**** Data provided

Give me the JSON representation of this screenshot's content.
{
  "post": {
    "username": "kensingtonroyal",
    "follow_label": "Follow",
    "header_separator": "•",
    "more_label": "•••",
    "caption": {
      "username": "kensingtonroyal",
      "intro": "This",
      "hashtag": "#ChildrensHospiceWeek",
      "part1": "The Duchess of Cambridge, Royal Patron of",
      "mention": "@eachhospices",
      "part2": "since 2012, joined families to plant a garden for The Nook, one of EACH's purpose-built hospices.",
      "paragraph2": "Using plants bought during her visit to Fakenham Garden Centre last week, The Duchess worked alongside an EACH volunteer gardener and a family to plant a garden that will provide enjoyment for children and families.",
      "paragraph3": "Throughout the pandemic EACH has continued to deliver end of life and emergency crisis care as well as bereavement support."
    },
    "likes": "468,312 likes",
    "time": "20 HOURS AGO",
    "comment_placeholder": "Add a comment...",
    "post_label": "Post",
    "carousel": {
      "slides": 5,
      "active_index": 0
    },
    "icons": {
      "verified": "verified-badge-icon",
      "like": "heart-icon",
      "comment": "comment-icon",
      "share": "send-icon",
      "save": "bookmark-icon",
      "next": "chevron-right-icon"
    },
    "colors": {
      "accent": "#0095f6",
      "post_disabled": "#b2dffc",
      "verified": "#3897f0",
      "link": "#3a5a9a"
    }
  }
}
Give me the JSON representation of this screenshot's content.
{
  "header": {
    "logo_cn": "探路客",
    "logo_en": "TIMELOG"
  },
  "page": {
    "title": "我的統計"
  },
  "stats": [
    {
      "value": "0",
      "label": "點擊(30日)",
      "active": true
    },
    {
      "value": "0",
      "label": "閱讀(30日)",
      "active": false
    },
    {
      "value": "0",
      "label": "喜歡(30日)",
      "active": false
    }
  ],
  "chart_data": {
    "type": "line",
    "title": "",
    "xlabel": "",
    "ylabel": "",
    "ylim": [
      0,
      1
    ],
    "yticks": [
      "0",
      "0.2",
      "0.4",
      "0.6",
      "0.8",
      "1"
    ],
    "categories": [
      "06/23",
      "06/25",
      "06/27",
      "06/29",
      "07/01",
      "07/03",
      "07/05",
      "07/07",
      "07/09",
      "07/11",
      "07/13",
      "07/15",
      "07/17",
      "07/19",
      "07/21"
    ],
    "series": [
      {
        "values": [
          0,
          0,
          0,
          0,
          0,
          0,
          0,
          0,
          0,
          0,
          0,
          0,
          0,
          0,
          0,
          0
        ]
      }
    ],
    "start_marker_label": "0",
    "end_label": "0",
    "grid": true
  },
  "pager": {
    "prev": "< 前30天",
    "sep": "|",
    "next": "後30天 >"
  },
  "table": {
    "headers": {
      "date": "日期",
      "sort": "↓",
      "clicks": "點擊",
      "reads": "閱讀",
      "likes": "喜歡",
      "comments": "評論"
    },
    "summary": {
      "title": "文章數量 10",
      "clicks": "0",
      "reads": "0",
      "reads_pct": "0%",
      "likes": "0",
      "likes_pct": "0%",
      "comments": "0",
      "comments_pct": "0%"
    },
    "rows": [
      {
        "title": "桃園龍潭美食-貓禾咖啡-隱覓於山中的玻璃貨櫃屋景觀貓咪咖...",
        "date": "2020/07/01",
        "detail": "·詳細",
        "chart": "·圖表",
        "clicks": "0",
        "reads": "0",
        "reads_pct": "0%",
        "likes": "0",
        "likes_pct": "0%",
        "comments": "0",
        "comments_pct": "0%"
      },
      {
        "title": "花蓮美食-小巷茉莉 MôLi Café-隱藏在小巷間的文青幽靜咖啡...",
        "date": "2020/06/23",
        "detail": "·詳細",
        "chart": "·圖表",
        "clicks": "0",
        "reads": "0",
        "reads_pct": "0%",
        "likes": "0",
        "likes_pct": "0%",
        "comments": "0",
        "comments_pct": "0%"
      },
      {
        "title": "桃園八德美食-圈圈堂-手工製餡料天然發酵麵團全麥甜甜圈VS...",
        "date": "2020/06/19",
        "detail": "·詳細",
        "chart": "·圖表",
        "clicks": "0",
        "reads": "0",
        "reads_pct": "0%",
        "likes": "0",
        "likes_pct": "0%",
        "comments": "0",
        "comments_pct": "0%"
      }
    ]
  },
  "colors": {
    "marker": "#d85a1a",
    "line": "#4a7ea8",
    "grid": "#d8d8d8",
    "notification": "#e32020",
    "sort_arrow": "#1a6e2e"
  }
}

********

== Directions ==
From the data above, work out how many lines hold "families". Answer with the number alone.

== Task output ==
2